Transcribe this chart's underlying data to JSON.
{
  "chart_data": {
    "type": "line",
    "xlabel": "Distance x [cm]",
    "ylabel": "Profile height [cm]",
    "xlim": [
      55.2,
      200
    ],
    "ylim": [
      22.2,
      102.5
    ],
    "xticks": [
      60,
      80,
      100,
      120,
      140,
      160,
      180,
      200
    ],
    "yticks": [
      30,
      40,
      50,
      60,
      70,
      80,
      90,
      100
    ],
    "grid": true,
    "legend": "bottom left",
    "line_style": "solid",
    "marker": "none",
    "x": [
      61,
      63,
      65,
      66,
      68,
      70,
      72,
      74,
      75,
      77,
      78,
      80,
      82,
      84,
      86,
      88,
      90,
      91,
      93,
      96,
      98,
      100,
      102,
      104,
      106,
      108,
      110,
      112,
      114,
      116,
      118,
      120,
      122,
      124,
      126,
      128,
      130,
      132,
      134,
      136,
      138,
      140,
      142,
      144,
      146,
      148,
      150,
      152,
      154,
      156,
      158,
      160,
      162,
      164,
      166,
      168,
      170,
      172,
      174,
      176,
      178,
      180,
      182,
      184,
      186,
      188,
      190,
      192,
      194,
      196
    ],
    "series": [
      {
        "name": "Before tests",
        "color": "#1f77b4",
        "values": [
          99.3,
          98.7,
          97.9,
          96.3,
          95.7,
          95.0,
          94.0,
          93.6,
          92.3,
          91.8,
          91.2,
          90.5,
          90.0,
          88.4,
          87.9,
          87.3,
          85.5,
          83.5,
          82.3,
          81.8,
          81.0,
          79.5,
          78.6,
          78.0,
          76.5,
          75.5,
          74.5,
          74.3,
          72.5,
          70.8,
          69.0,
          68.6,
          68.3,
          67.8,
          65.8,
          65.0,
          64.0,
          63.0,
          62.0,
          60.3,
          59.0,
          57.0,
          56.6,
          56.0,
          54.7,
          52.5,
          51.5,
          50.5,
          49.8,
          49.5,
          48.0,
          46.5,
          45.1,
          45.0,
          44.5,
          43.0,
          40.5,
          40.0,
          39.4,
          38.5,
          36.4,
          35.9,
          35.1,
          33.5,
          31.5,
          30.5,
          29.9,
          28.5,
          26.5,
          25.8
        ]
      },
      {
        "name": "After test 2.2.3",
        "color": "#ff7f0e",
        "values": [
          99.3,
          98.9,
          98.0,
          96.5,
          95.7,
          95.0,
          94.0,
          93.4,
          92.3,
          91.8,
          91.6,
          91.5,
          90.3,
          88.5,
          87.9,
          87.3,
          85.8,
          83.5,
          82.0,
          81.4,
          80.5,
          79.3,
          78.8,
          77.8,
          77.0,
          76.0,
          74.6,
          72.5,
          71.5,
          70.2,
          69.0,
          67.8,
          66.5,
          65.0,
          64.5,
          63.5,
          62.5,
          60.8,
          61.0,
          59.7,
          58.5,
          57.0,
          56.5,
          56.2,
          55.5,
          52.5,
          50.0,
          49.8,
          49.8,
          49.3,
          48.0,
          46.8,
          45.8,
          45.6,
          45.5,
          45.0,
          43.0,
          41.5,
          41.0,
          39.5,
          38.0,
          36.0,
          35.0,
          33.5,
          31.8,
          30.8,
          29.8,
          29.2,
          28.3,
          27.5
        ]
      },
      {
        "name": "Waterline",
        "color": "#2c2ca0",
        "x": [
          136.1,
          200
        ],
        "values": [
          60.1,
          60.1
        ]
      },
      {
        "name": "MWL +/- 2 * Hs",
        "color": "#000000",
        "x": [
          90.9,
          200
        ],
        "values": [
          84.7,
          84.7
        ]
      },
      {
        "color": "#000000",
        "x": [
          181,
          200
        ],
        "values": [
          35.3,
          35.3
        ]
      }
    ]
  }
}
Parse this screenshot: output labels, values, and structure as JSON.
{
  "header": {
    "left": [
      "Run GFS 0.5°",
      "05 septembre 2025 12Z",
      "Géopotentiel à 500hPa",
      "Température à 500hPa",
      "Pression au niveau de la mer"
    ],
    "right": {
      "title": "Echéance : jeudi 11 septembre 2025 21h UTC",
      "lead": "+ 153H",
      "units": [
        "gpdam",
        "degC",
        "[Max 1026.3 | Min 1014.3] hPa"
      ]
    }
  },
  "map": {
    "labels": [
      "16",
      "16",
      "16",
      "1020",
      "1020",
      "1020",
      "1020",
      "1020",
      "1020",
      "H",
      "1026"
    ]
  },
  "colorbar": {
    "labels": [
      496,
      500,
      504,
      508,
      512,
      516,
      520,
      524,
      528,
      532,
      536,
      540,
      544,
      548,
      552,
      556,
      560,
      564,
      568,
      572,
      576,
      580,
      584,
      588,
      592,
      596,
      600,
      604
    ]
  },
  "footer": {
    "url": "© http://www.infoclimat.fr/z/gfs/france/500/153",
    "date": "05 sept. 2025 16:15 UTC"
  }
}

***

Please list every line of the records that contains "JSON".

Transcribe this chart's underlying data to JSON.
Parse this screenshot: output labels, values, and structure as JSON.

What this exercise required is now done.